** BEGIN ENTRIES SHOWN **

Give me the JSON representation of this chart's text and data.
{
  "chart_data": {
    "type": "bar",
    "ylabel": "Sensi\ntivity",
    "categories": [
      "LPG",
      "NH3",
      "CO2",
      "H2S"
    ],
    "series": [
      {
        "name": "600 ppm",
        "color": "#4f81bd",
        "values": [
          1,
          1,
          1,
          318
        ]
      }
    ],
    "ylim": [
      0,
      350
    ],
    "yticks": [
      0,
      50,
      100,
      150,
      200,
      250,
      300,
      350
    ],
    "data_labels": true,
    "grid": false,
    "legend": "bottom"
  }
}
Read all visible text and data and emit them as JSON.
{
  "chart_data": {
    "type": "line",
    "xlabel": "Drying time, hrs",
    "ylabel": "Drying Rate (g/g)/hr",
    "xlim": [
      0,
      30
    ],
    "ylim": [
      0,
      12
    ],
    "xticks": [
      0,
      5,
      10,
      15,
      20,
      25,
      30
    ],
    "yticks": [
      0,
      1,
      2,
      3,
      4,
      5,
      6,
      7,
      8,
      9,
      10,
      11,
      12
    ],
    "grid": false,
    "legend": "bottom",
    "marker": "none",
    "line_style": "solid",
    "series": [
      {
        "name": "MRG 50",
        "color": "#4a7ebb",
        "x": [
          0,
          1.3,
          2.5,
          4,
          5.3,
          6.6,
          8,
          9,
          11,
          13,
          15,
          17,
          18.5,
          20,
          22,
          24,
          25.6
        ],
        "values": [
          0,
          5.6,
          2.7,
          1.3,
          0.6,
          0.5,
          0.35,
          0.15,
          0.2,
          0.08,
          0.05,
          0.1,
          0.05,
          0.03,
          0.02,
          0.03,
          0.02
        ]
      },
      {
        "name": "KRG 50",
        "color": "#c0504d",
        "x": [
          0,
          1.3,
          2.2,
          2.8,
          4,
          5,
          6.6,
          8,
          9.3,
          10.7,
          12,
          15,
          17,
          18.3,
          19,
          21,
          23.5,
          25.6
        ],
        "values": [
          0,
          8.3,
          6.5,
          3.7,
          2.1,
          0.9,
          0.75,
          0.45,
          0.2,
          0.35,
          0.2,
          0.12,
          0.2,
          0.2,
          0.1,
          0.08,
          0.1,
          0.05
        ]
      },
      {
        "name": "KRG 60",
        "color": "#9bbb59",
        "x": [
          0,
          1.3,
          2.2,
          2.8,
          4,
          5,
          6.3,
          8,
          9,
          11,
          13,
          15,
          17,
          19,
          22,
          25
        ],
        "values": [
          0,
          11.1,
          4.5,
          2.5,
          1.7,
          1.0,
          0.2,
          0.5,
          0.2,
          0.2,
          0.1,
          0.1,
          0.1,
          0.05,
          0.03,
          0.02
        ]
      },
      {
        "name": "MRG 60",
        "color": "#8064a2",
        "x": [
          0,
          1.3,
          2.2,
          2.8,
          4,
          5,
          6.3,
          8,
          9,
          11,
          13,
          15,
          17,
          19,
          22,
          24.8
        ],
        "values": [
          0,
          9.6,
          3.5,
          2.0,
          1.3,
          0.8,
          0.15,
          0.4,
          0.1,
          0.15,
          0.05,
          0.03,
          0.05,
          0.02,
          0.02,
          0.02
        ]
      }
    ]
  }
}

** END ENTRIES SHOWN **

**TASK DESCRIPTION:** For the material, find the number of lines holding the word "color" and give that figure and nothing more.

**THE RESULT:** 5